**Vorliegender Text**.
------------------------------------------------------------

Seit das Wort Fleisch ward, ist das Sehen in ständiger Erwartung.“ Was für ein Satz aus
dem Munde des seligen Papstes Johannes Paul II.! Er hat ihn in seinen Meditationen über die
Sixtinische Kapelle formuliert. Jeder, der Michelangelos Bildwunder einmal sehen durfte, begreift,
dass das lateinische Christentum hier eine große visionäre Phase hatte. Es konnte Gott
in seiner Verborgenheit preisen, indem es das Sehen feierte. Kannte Michelangelo eigentlich
das zweite der Zehn Gebote?
Unser weihnachtliches Titelbild „Sacra Famiglia“ von Dosso Dossi bleibt in dieser Erfahrungsspur:
In Jesus, dem fleischgewordenen Logos, hatte sich die Schrift erfüllt: „Und das
Wort ist Fleisch geworden“ (Joh 1,14). Maria zeigt bei Dosso Dossi das Defizit der Buchreligion.
Ihr Finger zeigt auf eine Stelle im aufgeschlagenen Codex. Dort fehlt der Text! Und fragend
blickt sie auf den Fleisch gewordenen Logos, ihr nacktes kleines Kind. Wort und Fleisch
begegnen sich in unserem Weihnachtsbild in dramatisch gesteigerter Weise. Maria macht den
Betrachter zum Zeugen eines epochalen „Medienwechsels“. Der Ort Gottes ist nicht mehr im
Text allein. Das Fleisch, aus dem ewigen Wort geboren, tritt an die Stelle der verlorenen Buchstaben.
Dosso Dossi erweist sich mit dieser Deutung des weihnachtlichen Geschehens als
scharfsinniger Bild-Theologe, der es meisterlich versteht, einen entscheidenden Wendepunkt
in der Mediengeschichte des Monotheismus ins Bild zu setzen.

------------------------------------------------------------

**Angezeigte Einträge**.

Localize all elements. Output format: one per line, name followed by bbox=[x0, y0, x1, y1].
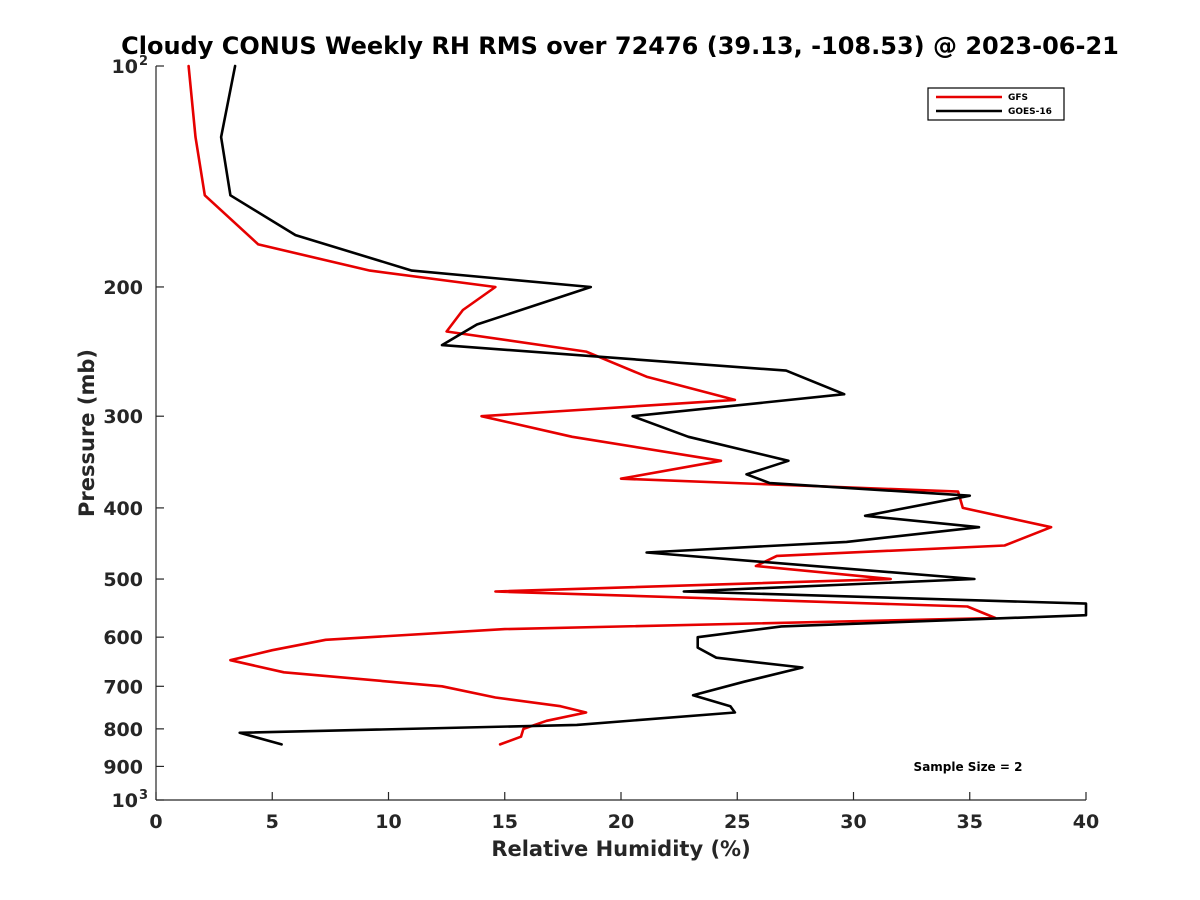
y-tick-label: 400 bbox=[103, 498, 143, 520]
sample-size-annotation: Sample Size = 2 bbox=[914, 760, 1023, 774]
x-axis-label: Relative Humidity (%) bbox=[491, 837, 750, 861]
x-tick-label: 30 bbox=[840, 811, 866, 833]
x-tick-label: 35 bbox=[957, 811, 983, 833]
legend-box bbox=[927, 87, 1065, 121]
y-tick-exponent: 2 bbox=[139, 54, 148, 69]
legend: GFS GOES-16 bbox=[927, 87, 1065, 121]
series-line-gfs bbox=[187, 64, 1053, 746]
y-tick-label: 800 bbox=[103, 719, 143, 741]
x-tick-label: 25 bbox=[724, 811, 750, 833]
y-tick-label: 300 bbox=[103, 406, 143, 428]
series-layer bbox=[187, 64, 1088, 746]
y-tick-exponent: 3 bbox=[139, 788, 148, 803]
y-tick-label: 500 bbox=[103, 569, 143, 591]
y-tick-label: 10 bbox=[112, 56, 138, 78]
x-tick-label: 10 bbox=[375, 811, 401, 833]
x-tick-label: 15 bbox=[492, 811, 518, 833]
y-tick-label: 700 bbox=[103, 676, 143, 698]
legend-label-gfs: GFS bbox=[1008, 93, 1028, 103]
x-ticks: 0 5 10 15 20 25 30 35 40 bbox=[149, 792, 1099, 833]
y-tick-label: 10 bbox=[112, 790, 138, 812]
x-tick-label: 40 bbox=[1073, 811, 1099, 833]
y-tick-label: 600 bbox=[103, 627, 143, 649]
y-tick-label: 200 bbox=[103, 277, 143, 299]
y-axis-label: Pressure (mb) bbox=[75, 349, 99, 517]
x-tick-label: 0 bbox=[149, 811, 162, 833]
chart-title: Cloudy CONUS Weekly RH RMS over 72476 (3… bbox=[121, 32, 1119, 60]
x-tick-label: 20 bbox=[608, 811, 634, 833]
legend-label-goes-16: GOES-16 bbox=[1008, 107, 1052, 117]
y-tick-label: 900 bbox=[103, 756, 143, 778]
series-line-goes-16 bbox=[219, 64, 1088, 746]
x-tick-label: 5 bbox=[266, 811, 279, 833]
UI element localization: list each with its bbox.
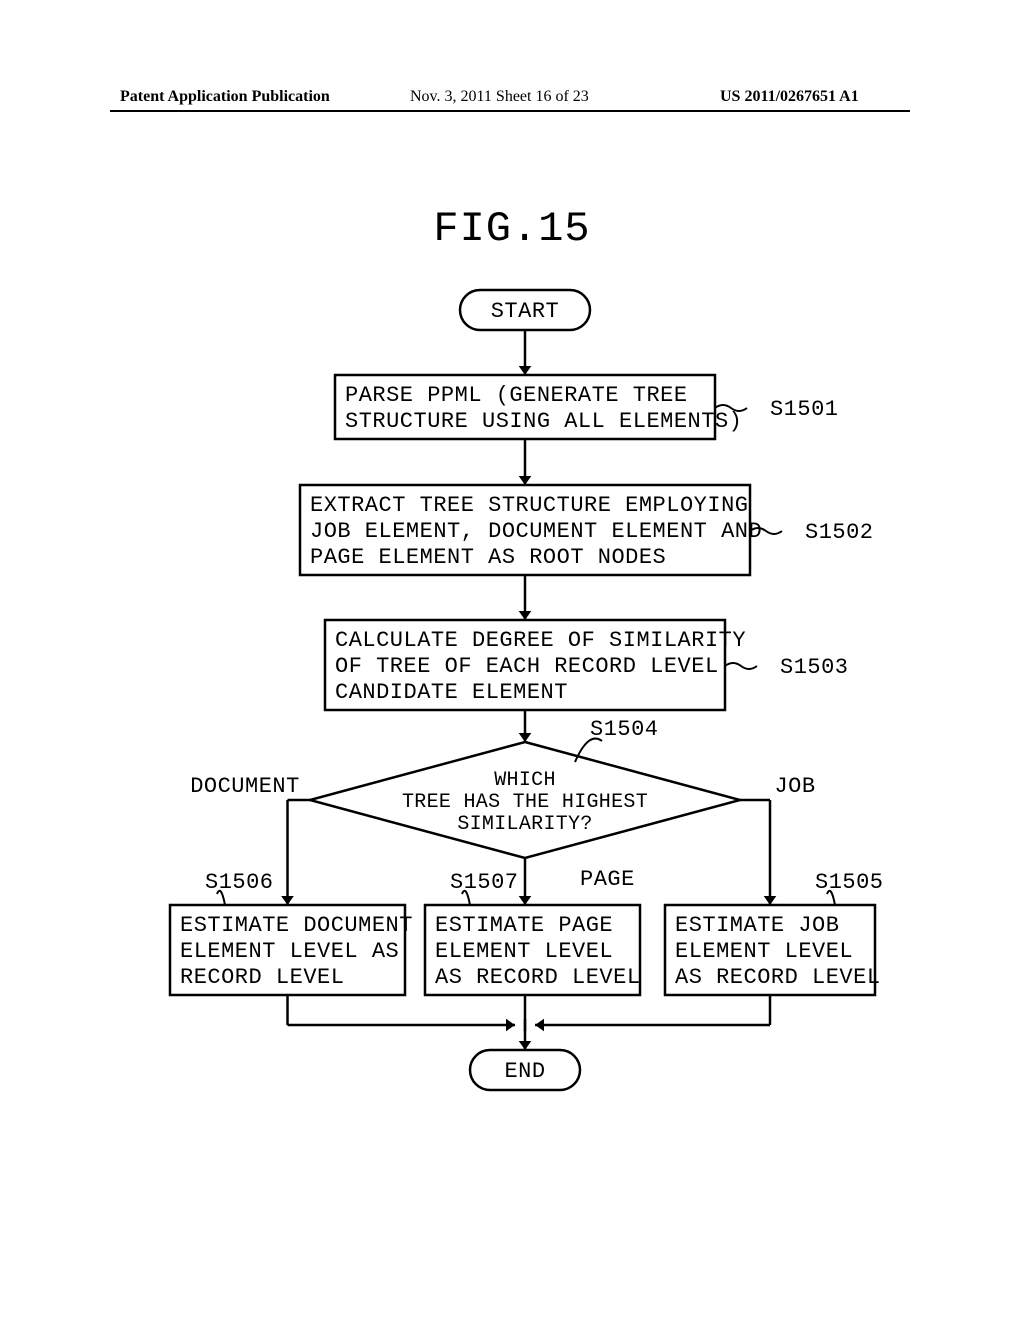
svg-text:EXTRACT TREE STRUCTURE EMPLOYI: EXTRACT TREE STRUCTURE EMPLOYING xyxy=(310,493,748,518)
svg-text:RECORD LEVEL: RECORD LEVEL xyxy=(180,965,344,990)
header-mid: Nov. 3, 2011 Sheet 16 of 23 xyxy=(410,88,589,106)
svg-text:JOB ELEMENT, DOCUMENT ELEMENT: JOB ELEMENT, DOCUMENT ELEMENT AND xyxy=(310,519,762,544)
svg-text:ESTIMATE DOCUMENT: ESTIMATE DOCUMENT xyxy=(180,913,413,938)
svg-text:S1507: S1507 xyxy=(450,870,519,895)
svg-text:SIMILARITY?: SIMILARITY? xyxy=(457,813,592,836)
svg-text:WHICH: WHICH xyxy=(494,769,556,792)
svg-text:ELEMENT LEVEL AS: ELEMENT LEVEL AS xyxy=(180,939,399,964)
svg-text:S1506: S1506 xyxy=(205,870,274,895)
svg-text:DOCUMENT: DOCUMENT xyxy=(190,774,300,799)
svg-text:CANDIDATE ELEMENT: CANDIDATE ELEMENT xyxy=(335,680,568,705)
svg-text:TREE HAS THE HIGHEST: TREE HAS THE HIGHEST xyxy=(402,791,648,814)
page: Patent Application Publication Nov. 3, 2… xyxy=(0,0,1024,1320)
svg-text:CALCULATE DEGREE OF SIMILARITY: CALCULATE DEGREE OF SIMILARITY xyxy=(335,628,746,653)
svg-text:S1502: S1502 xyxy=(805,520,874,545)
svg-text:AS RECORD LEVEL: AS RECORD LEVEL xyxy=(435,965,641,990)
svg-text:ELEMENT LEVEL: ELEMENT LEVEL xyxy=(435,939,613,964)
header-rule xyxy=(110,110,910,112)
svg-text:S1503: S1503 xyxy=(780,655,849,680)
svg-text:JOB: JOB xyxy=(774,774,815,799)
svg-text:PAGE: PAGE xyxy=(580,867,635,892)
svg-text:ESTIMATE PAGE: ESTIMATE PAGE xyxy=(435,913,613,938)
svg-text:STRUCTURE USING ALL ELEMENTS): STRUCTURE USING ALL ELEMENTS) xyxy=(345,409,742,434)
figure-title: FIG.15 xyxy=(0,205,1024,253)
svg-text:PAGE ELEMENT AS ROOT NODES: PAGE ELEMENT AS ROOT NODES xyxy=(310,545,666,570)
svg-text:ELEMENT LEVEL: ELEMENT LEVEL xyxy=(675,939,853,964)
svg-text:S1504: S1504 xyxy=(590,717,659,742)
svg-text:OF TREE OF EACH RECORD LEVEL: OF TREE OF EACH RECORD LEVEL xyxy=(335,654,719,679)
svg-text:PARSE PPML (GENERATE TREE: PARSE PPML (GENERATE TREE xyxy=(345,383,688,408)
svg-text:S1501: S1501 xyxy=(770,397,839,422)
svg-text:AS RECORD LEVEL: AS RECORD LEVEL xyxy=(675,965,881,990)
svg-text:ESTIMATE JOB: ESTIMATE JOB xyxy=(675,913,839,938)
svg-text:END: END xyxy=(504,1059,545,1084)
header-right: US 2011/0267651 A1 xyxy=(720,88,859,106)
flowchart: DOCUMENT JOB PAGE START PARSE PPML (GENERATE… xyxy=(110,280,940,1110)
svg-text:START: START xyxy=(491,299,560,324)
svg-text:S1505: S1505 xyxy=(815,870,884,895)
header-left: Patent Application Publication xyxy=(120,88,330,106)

------------------------------------------------------------

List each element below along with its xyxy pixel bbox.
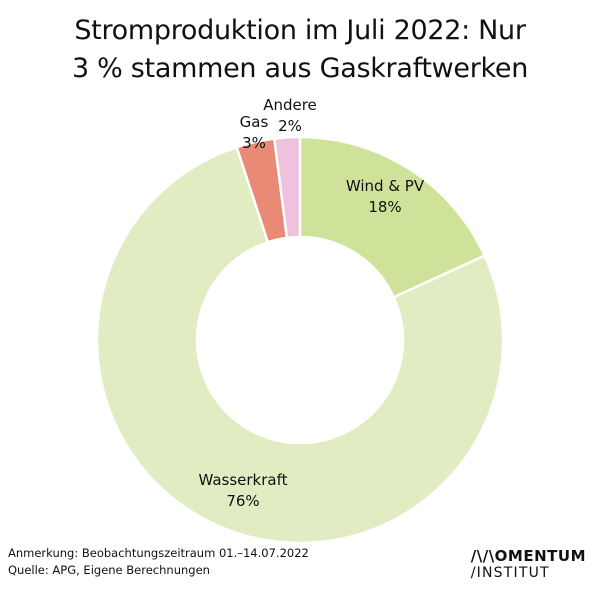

------------------------------------------------------------

**Deine Aufgaben**.
**a)** Wo hat Papst Johannes Paul II. laut dem Text über Dosso Dossis Weihnachtsbild den Satz über das Sehen formuliert?
**b)** Erkläre anhand des Textes über Dosso Dossis Weihnachtsbild, woran man erkennt, dass Maria das Defizit der Buchreligion zeigt.
**c)** Übersetze den Satz „Der Ort Gottes ist nicht mehr im Text allein.“ aus dem Text über Dosso Dossis Weihnachtsbild ins Englische.

**Lösungen je Aufgabe**.
**a)** In seinen Meditationen über die Sixtinische Kapelle.

**b)** Ihr Finger zeigt auf eine Stelle im aufgeschlagenen Codex, an der der Text fehlt. Dabei blickt sie fragend auf den Fleisch gewordenen Logos, ihr nacktes kleines Kind.

**c)** The place of God is no longer in the text alone.